# Start of Task inputs
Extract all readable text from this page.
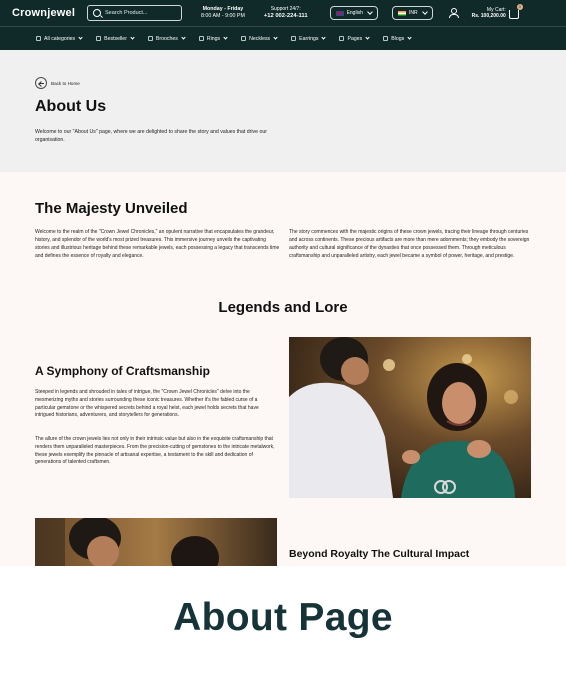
Crownjewel
Search Product...	Monday - Friday
8:00 AM - 9:00 PM
Support 24/7:
+12 002-224-111	English	INR	My Cart:
Rs. 100,200.00
0
All categories	Bestseller	Brooches	Rings	Neckless	Earrings	Pages	Blogs
Back to Home
About Us

Welcome to our "About Us" page, where we are delighted to share the story and values that drive our organisation.

The Majesty Unveiled

Welcome to the realm of the "Crown Jewel Chronicles," an opulent narrative that encapsulates the grandeur, history, and splendor of the world's most prized treasures. This immersive journey unveils the captivating stories and illustrious heritage behind these remarkable jewels, each possessing a legacy that transcends time and defines the essence of royalty and elegance.

The story commences with the majestic origins of these crown jewels, tracing their lineage through centuries and across continents. These precious artifacts are more than mere adornments; they embody the sovereign authority and cultural significance of the dynasties that once possessed them. Through meticulous craftsmanship and unparalleled artistry, each jewel became a symbol of power, heritage, and prestige.

Legends and Lore
A Symphony of Craftsmanship

Steeped in legends and shrouded in tales of intrigue, the "Crown Jewel Chronicles" delve into the mesmerizing myths and stories surrounding these iconic treasures. Whether it's the fabled curse of a particular gemstone or the whispered secrets behind a royal heist, each jewel holds secrets that have intrigued historians, adventurers, and storytellers for generations.

The allure of the crown jewels lies not only in their intrinsic value but also in the exquisite craftsmanship that renders them unparalleled masterpieces. From the precision-cutting of gemstones to the intricate metalwork, these jewels exemplify the pinnacle of artisanal expertise, a testament to the skill and dedication of generations of talented craftsmen.

Beyond Royalty The Cultural Impact
About Page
# End of Task inputs
▸ **Brief**
The records above must be transcribed exactly. Pictures are left out of the copy.

▸ **Final result**
Extract all readable text from this page.
Crownjewel
Search Product...	Monday - Friday
8:00 AM - 9:00 PM
Support 24/7:
+12 002-224-111	English	INR	My Cart:
Rs. 100,200.00
0
All categories	Bestseller	Brooches	Rings	Neckless	Earrings	Pages	Blogs
Back to Home
About Us

Welcome to our "About Us" page, where we are delighted to share the story and values that drive our organisation.

The Majesty Unveiled

Welcome to the realm of the "Crown Jewel Chronicles," an opulent narrative that encapsulates the grandeur, history, and splendor of the world's most prized treasures. This immersive journey unveils the captivating stories and illustrious heritage behind these remarkable jewels, each possessing a legacy that transcends time and defines the essence of royalty and elegance.

The story commences with the majestic origins of these crown jewels, tracing their lineage through centuries and across continents. These precious artifacts are more than mere adornments; they embody the sovereign authority and cultural significance of the dynasties that once possessed them. Through meticulous craftsmanship and unparalleled artistry, each jewel became a symbol of power, heritage, and prestige.

Legends and Lore
A Symphony of Craftsmanship

Steeped in legends and shrouded in tales of intrigue, the "Crown Jewel Chronicles" delve into the mesmerizing myths and stories surrounding these iconic treasures. Whether it's the fabled curse of a particular gemstone or the whispered secrets behind a royal heist, each jewel holds secrets that have intrigued historians, adventurers, and storytellers for generations.

The allure of the crown jewels lies not only in their intrinsic value but also in the exquisite craftsmanship that renders them unparalleled masterpieces. From the precision-cutting of gemstones to the intricate metalwork, these jewels exemplify the pinnacle of artisanal expertise, a testament to the skill and dedication of generations of talented craftsmen.

Beyond Royalty The Cultural Impact
About Page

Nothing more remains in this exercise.